**Extracted records**
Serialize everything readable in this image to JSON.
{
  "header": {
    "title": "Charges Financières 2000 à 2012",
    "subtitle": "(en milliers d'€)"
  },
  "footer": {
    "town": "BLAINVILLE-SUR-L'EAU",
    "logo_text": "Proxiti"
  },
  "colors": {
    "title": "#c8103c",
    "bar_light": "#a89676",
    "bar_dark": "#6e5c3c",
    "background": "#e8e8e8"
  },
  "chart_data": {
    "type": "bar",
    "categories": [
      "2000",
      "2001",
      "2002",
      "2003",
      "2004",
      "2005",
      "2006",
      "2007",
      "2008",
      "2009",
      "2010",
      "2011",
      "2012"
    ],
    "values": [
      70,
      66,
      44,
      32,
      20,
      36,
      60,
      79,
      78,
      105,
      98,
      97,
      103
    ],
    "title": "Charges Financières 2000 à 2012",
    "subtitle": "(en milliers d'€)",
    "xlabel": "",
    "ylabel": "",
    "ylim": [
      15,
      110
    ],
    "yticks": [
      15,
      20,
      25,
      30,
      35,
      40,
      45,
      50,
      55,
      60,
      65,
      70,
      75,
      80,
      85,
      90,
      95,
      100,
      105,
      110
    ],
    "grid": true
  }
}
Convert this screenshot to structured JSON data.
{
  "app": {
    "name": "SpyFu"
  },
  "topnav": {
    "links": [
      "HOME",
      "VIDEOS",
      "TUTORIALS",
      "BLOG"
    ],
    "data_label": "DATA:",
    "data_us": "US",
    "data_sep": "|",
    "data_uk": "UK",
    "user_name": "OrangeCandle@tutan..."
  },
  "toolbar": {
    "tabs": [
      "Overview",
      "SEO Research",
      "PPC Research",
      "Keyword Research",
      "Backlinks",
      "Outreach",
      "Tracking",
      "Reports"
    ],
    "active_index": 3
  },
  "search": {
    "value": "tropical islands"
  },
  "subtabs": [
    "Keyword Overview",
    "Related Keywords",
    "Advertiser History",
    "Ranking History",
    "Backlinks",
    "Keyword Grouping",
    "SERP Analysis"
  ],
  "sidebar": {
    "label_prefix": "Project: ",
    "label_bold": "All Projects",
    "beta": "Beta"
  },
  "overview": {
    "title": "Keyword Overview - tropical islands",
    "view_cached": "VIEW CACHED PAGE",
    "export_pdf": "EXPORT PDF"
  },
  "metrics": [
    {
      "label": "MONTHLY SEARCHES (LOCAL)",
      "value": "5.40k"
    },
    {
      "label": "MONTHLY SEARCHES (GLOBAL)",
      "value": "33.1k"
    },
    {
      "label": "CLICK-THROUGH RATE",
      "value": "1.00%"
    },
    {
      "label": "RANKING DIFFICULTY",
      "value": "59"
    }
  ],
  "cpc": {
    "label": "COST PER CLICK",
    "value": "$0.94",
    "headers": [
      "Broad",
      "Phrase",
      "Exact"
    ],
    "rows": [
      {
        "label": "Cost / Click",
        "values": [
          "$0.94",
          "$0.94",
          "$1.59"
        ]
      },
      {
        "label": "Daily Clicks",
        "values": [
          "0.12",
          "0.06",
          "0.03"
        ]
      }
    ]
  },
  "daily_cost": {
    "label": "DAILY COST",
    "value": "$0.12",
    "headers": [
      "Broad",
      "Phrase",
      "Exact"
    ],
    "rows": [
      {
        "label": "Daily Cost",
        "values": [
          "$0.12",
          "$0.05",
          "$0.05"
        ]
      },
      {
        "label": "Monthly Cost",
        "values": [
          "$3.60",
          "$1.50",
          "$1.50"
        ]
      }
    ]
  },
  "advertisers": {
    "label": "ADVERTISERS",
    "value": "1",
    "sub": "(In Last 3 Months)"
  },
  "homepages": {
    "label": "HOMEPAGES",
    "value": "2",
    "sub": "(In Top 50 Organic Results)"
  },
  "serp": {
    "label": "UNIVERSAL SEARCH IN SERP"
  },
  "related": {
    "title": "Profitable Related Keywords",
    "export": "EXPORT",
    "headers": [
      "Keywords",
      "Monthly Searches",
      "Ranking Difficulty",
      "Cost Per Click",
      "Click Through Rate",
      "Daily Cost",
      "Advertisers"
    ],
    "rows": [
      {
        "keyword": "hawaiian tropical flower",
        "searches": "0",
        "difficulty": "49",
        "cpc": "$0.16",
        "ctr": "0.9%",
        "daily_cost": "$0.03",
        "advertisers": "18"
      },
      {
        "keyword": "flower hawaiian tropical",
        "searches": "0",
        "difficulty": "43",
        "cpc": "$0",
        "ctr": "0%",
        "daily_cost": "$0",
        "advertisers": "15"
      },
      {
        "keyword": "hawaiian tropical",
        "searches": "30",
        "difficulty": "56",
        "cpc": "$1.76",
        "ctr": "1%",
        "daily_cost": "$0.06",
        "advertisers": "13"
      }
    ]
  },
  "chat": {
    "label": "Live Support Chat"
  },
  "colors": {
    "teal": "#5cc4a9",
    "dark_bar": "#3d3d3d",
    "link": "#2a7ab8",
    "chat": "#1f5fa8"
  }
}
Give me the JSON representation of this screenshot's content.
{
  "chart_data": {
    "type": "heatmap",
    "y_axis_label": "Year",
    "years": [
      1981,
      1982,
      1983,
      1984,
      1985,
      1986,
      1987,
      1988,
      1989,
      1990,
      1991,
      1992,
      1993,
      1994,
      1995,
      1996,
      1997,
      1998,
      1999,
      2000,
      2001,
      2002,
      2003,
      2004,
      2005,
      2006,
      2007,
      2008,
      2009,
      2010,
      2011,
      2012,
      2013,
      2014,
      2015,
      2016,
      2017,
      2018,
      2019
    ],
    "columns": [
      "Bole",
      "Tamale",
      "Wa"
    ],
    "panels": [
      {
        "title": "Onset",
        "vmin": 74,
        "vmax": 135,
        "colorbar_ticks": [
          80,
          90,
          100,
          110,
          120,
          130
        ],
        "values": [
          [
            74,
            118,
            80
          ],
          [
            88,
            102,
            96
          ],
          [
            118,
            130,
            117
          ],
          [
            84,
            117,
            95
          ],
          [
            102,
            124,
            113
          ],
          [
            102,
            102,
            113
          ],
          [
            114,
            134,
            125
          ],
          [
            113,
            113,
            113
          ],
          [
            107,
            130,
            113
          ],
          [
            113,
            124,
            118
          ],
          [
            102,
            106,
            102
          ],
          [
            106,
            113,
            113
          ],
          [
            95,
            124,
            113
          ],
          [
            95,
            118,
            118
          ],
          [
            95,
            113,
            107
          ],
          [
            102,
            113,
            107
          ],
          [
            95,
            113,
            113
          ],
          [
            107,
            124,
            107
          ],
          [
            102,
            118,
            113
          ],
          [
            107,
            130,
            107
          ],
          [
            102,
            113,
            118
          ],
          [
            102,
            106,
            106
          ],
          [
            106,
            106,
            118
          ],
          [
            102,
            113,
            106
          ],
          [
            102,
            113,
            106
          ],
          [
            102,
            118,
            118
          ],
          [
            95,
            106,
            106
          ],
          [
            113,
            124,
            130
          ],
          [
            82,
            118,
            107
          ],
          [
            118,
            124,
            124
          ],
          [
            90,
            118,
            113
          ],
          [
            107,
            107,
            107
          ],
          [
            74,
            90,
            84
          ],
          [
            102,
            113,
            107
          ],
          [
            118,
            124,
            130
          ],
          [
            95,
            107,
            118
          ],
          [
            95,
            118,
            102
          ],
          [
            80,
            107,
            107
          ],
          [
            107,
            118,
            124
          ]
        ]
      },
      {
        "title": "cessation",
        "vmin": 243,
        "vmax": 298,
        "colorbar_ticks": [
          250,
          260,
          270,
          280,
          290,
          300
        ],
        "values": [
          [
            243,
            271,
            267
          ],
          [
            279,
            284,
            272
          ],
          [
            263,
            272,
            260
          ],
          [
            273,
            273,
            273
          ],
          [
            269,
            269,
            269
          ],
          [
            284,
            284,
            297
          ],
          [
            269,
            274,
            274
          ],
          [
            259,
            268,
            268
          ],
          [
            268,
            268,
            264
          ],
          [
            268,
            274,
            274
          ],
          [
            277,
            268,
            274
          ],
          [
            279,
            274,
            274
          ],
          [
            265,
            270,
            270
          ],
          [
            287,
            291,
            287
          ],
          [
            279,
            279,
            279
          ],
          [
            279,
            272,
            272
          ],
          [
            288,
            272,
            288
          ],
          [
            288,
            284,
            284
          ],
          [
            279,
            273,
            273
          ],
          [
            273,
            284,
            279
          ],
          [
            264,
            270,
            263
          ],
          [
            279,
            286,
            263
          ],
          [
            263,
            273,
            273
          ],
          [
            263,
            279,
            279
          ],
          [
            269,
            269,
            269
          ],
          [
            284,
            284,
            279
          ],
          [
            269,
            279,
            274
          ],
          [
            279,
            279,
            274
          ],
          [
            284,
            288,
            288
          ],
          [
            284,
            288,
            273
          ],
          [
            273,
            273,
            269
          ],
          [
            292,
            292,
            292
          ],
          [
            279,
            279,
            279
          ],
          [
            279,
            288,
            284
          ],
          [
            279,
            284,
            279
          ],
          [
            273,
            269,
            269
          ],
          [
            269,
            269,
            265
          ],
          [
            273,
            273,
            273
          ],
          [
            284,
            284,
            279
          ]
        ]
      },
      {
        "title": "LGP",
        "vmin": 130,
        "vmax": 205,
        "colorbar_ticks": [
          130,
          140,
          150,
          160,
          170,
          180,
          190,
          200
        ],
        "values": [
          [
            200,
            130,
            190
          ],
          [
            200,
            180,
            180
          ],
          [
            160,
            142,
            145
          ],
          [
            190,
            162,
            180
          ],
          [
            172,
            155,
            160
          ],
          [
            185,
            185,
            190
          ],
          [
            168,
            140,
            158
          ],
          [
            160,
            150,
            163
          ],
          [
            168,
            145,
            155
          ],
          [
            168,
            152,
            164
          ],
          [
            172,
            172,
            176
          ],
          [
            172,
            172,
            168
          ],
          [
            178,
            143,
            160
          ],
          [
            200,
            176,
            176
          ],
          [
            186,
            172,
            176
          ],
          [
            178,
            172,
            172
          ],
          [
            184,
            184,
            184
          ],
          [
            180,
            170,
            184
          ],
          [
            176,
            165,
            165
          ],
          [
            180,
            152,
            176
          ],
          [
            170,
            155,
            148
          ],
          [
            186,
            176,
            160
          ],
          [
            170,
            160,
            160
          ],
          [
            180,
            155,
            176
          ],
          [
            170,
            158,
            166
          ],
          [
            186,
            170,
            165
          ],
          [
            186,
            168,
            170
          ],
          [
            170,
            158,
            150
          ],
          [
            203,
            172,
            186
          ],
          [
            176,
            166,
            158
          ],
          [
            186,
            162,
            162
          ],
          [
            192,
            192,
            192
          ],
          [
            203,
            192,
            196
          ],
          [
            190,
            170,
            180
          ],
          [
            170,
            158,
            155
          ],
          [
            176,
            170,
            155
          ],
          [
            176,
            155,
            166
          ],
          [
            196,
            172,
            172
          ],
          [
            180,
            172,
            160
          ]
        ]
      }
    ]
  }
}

**WHAT IS REQUIRED**
Show each line holding the word "screenshot".

**COMPLETE RESPONSE**
Convert this screenshot to structured JSON data.
Give me the JSON representation of this screenshot's content.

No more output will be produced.